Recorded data
________

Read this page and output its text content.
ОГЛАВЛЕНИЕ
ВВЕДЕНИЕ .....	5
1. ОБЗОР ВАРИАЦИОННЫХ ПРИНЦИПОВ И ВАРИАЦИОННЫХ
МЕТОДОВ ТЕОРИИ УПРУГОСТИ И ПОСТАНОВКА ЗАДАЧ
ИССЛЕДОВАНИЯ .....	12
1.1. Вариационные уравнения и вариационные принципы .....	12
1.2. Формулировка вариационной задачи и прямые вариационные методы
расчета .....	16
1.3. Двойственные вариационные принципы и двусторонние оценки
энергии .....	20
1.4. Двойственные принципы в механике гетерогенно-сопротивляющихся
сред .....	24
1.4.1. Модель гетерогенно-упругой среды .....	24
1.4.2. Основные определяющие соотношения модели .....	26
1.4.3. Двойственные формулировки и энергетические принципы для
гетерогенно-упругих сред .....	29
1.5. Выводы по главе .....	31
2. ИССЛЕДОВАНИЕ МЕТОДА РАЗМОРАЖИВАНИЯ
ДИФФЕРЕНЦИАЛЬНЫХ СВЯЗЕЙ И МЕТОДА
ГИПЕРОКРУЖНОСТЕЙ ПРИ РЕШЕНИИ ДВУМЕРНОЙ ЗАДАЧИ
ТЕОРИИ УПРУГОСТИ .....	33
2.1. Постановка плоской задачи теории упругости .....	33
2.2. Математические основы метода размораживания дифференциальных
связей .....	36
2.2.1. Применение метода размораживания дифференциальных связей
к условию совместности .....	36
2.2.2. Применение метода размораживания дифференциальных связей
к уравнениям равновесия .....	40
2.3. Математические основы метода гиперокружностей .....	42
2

________

### WHAT THIS TASK INVOLVES
Count every line bearing the word "Применение"; report the total only.

### RESULT
2